Report only the number of lines in the records that contain the word "Mycoplasma".

(Items from a data source)
----

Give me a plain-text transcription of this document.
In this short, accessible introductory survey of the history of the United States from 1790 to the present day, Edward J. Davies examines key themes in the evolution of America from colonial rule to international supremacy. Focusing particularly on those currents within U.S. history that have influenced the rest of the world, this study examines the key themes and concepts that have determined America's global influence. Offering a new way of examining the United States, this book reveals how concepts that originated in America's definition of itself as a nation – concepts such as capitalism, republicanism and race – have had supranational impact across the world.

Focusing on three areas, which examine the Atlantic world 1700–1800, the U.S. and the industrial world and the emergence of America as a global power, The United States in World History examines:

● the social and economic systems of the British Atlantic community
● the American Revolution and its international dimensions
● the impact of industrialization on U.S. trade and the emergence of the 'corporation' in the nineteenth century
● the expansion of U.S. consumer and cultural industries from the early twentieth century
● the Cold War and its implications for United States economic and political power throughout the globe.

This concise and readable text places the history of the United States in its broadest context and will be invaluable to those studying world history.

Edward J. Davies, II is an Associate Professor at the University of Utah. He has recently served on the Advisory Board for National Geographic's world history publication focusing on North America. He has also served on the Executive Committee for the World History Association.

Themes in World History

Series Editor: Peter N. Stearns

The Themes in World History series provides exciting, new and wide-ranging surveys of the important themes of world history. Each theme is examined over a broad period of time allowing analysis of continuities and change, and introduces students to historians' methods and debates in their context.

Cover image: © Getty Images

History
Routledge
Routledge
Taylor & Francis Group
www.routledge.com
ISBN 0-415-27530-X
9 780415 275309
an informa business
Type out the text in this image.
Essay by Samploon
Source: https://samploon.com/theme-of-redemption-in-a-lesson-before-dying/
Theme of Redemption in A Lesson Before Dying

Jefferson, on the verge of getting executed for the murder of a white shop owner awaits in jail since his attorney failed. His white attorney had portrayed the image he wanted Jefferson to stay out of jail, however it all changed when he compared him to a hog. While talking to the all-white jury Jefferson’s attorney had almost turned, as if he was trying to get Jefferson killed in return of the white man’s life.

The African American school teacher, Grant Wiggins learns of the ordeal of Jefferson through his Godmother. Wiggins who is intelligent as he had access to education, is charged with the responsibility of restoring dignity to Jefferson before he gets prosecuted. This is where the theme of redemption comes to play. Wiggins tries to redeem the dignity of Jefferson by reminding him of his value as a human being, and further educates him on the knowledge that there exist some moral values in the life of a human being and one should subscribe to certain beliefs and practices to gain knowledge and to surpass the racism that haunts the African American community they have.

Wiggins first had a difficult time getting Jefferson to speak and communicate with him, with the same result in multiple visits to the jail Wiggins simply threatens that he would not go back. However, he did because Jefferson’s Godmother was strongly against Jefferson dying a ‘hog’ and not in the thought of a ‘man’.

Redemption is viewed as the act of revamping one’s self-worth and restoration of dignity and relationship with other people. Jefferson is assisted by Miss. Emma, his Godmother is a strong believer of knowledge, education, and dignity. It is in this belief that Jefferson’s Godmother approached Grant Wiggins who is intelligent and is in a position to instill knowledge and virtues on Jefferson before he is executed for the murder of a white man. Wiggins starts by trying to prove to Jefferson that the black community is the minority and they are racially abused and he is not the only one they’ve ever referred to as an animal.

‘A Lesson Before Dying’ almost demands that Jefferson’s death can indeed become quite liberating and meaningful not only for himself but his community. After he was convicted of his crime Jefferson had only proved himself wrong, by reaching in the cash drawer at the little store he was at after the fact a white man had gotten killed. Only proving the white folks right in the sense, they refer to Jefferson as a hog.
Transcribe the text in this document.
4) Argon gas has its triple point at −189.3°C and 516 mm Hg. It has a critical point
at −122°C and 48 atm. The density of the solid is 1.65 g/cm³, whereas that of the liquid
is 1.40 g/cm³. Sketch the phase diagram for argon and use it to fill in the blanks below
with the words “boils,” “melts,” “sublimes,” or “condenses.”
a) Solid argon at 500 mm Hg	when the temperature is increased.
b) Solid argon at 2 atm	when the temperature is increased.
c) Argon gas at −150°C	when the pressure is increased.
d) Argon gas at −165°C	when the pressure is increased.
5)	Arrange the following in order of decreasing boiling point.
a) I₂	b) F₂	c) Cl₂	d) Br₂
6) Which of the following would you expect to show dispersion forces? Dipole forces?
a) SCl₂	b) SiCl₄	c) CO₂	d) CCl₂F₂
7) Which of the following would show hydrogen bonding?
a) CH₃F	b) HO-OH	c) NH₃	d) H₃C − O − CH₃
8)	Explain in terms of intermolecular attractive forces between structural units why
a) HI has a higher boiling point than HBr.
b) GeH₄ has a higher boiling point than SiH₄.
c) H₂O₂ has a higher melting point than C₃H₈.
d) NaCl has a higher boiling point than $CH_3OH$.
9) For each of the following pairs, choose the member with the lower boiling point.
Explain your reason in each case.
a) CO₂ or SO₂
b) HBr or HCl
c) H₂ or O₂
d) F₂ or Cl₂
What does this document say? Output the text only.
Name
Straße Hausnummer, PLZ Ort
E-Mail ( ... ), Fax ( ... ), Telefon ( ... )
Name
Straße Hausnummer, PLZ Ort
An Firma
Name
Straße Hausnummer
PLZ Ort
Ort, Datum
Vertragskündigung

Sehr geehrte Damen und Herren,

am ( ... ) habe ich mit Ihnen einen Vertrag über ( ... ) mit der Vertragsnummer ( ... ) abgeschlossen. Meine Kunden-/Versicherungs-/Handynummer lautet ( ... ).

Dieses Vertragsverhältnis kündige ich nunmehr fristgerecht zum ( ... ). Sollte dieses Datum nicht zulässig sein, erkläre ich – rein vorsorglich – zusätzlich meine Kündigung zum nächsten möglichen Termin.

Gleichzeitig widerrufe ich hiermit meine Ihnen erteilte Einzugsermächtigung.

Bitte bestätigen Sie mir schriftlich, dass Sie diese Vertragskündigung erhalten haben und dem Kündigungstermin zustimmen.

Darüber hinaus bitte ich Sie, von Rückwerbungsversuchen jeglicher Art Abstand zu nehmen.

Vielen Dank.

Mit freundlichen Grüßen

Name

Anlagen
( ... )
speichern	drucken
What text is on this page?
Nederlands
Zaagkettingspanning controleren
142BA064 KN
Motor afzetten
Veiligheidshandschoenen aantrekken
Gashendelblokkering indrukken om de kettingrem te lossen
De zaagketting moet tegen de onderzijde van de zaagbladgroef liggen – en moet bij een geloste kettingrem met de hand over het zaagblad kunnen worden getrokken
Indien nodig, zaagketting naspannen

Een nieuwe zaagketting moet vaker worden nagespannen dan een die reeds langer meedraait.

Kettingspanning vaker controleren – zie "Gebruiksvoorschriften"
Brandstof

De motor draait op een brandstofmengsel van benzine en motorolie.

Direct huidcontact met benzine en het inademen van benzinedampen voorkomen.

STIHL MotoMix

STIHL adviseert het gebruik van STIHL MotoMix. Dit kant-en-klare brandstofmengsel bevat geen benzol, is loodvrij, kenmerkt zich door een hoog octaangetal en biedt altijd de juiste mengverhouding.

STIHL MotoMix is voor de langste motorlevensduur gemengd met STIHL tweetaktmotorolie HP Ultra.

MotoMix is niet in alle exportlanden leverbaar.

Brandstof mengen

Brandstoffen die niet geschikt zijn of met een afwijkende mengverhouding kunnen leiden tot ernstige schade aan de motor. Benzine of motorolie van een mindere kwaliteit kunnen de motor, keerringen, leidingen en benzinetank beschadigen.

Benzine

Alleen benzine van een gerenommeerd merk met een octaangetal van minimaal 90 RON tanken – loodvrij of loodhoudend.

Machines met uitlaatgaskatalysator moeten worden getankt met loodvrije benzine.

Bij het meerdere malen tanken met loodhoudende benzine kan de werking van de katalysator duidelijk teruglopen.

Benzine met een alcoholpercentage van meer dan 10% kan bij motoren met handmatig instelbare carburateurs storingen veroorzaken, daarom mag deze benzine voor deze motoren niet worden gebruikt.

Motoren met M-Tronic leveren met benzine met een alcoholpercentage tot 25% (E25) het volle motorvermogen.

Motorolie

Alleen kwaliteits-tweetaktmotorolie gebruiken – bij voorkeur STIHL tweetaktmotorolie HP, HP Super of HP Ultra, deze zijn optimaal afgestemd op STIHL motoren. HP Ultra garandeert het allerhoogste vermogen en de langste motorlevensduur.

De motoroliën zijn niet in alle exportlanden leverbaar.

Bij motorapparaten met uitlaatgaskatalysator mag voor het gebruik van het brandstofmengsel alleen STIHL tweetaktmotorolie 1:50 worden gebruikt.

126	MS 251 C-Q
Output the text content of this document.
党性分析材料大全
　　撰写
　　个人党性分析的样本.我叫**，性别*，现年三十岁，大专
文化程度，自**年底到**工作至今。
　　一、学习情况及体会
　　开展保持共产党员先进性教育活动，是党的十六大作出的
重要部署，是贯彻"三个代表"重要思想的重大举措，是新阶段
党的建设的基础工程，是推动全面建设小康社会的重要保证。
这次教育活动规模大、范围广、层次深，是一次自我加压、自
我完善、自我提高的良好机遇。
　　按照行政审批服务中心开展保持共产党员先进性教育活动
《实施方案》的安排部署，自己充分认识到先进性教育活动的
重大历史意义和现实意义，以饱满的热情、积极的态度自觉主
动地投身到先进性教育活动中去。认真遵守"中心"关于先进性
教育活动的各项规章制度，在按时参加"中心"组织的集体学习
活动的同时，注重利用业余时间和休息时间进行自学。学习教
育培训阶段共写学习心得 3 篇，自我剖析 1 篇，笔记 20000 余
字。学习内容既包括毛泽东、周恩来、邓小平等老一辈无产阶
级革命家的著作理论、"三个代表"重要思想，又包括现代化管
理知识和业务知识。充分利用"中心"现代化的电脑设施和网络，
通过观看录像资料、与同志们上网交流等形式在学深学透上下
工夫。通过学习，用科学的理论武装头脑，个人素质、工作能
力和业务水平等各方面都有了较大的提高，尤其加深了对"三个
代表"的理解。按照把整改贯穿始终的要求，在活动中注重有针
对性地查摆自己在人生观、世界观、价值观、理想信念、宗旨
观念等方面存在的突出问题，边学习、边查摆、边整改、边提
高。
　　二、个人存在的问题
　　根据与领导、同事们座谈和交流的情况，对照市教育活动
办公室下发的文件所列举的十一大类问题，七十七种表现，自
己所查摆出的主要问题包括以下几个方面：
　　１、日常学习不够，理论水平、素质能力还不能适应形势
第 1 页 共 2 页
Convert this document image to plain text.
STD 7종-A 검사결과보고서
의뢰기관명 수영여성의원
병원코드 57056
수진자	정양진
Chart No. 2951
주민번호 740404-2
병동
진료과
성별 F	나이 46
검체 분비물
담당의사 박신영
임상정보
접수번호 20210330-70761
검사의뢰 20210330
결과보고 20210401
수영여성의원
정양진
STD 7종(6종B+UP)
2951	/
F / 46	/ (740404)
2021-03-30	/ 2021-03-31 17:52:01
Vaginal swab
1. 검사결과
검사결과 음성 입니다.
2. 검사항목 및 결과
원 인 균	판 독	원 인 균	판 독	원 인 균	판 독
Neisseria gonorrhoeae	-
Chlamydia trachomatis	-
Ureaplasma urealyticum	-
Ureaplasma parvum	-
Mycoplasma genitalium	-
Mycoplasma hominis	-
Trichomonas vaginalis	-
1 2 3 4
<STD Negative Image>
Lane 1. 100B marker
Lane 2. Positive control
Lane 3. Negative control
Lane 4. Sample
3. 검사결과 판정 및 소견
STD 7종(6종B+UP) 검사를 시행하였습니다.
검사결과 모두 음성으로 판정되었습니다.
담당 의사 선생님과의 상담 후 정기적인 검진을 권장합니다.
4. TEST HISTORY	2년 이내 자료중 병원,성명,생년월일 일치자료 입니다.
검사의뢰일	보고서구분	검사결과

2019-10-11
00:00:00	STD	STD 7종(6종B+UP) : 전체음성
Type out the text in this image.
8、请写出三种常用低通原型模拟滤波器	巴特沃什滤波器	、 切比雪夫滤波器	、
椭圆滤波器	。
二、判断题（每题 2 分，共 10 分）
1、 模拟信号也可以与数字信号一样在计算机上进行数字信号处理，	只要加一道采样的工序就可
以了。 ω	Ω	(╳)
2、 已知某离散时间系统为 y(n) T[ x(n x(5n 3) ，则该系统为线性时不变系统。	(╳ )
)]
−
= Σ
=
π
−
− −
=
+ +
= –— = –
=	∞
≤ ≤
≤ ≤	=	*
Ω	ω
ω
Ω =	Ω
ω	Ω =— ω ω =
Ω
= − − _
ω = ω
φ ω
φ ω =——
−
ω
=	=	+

----

**Solution to this task**
2